MATERIAL SUPPLIED »
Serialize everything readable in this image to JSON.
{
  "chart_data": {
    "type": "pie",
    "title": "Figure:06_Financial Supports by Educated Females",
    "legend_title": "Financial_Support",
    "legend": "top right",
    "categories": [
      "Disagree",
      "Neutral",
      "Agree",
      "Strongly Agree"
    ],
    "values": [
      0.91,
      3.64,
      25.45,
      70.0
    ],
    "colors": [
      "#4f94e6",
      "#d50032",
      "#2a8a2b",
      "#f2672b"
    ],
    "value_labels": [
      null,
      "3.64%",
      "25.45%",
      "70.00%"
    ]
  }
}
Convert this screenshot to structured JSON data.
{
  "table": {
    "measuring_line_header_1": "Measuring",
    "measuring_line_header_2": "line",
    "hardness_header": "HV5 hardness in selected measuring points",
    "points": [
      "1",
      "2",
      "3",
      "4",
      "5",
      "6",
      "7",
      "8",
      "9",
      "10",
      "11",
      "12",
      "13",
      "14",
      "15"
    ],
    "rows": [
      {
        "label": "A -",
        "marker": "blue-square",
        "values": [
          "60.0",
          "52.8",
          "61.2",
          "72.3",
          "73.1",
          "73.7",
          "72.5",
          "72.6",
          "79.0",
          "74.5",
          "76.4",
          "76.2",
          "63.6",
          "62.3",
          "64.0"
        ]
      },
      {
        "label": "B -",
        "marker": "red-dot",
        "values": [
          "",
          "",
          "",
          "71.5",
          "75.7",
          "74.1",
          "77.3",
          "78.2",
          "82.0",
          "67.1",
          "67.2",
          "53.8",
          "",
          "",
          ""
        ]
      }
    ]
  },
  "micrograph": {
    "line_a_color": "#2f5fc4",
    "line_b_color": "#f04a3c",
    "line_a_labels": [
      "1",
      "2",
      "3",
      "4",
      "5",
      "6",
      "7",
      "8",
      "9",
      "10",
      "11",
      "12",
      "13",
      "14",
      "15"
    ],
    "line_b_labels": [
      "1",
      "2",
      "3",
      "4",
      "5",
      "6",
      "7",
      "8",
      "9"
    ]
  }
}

EXERCISE GOAL »
Repeat, with no changes, each line from the one with "Convert this screenshot" to the end of the listing, including both ends and nothing else.

THE COMPLETED TASK »
Convert this screenshot to structured JSON data.
{
  "table": {
    "measuring_line_header_1": "Measuring",
    "measuring_line_header_2": "line",
    "hardness_header": "HV5 hardness in selected measuring points",
    "points": [
      "1",
      "2",
      "3",
      "4",
      "5",
      "6",
      "7",
      "8",
      "9",
      "10",
      "11",
      "12",
      "13",
      "14",
      "15"
    ],
    "rows": [
      {
        "label": "A -",
        "marker": "blue-square",
        "values": [
          "60.0",
          "52.8",
          "61.2",
          "72.3",
          "73.1",
          "73.7",
          "72.5",
          "72.6",
          "79.0",
          "74.5",
          "76.4",
          "76.2",
          "63.6",
          "62.3",
          "64.0"
        ]
      },
      {
        "label": "B -",
        "marker": "red-dot",
        "values": [
          "",
          "",
          "",
          "71.5",
          "75.7",
          "74.1",
          "77.3",
          "78.2",
          "82.0",
          "67.1",
          "67.2",
          "53.8",
          "",
          "",
          ""
        ]
      }
    ]
  },
  "micrograph": {
    "line_a_color": "#2f5fc4",
    "line_b_color": "#f04a3c",
    "line_a_labels": [
      "1",
      "2",
      "3",
      "4",
      "5",
      "6",
      "7",
      "8",
      "9",
      "10",
      "11",
      "12",
      "13",
      "14",
      "15"
    ],
    "line_b_labels": [
      "1",
      "2",
      "3",
      "4",
      "5",
      "6",
      "7",
      "8",
      "9"
    ]
  }
}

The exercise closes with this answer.